• [Set problem] Make an exact copy of all the data.

• [Supplied data]
########################################

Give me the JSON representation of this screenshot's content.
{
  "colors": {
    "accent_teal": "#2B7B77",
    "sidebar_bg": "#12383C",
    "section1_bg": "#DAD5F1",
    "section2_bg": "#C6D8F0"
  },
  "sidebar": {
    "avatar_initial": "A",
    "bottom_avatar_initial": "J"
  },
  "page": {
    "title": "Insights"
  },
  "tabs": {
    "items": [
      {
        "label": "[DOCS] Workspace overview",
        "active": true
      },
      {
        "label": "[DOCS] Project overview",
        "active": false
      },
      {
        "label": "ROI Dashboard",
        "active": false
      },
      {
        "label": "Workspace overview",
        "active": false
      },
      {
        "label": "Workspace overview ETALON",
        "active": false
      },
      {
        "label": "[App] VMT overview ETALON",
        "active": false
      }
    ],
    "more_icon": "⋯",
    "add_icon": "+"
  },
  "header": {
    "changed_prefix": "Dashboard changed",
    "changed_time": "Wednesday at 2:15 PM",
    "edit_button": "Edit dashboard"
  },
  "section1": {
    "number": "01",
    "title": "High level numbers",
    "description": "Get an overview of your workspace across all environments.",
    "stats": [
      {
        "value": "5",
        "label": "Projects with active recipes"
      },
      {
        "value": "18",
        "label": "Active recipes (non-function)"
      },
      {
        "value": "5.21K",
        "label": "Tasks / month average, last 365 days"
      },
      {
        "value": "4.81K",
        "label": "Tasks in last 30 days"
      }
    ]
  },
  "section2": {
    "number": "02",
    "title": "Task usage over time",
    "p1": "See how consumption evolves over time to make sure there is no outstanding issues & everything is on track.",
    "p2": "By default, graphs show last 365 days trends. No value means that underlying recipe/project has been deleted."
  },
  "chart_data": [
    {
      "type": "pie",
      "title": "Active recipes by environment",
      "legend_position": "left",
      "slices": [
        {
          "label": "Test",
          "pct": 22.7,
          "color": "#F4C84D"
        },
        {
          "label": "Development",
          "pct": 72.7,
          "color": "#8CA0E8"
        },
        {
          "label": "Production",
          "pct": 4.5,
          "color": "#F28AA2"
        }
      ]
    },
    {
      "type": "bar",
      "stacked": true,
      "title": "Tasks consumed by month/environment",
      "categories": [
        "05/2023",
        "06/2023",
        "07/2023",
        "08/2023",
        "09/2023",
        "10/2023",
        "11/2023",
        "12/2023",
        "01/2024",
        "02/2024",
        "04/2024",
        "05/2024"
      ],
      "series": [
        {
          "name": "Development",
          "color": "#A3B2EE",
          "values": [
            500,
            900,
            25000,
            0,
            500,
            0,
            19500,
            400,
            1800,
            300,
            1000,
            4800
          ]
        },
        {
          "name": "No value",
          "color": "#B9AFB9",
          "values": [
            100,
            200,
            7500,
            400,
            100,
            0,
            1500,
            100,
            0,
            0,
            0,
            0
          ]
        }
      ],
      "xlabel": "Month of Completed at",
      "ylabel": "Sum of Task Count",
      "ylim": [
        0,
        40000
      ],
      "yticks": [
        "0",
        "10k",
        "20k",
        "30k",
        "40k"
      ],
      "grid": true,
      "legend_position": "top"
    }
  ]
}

########################################

• [Result of this exercise]
Give me the JSON representation of this screenshot's content.
{
  "colors": {
    "accent_teal": "#2B7B77",
    "sidebar_bg": "#12383C",
    "section1_bg": "#DAD5F1",
    "section2_bg": "#C6D8F0"
  },
  "sidebar": {
    "avatar_initial": "A",
    "bottom_avatar_initial": "J"
  },
  "page": {
    "title": "Insights"
  },
  "tabs": {
    "items": [
      {
        "label": "[DOCS] Workspace overview",
        "active": true
      },
      {
        "label": "[DOCS] Project overview",
        "active": false
      },
      {
        "label": "ROI Dashboard",
        "active": false
      },
      {
        "label": "Workspace overview",
        "active": false
      },
      {
        "label": "Workspace overview ETALON",
        "active": false
      },
      {
        "label": "[App] VMT overview ETALON",
        "active": false
      }
    ],
    "more_icon": "⋯",
    "add_icon": "+"
  },
  "header": {
    "changed_prefix": "Dashboard changed",
    "changed_time": "Wednesday at 2:15 PM",
    "edit_button": "Edit dashboard"
  },
  "section1": {
    "number": "01",
    "title": "High level numbers",
    "description": "Get an overview of your workspace across all environments.",
    "stats": [
      {
        "value": "5",
        "label": "Projects with active recipes"
      },
      {
        "value": "18",
        "label": "Active recipes (non-function)"
      },
      {
        "value": "5.21K",
        "label": "Tasks / month average, last 365 days"
      },
      {
        "value": "4.81K",
        "label": "Tasks in last 30 days"
      }
    ]
  },
  "section2": {
    "number": "02",
    "title": "Task usage over time",
    "p1": "See how consumption evolves over time to make sure there is no outstanding issues & everything is on track.",
    "p2": "By default, graphs show last 365 days trends. No value means that underlying recipe/project has been deleted."
  },
  "chart_data": [
    {
      "type": "pie",
      "title": "Active recipes by environment",
      "legend_position": "left",
      "slices": [
        {
          "label": "Test",
          "pct": 22.7,
          "color": "#F4C84D"
        },
        {
          "label": "Development",
          "pct": 72.7,
          "color": "#8CA0E8"
        },
        {
          "label": "Production",
          "pct": 4.5,
          "color": "#F28AA2"
        }
      ]
    },
    {
      "type": "bar",
      "stacked": true,
      "title": "Tasks consumed by month/environment",
      "categories": [
        "05/2023",
        "06/2023",
        "07/2023",
        "08/2023",
        "09/2023",
        "10/2023",
        "11/2023",
        "12/2023",
        "01/2024",
        "02/2024",
        "04/2024",
        "05/2024"
      ],
      "series": [
        {
          "name": "Development",
          "color": "#A3B2EE",
          "values": [
            500,
            900,
            25000,
            0,
            500,
            0,
            19500,
            400,
            1800,
            300,
            1000,
            4800
          ]
        },
        {
          "name": "No value",
          "color": "#B9AFB9",
          "values": [
            100,
            200,
            7500,
            400,
            100,
            0,
            1500,
            100,
            0,
            0,
            0,
            0
          ]
        }
      ],
      "xlabel": "Month of Completed at",
      "ylabel": "Sum of Task Count",
      "ylim": [
        0,
        40000
      ],
      "yticks": [
        "0",
        "10k",
        "20k",
        "30k",
        "40k"
      ],
      "grid": true,
      "legend_position": "top"
    }
  ]
}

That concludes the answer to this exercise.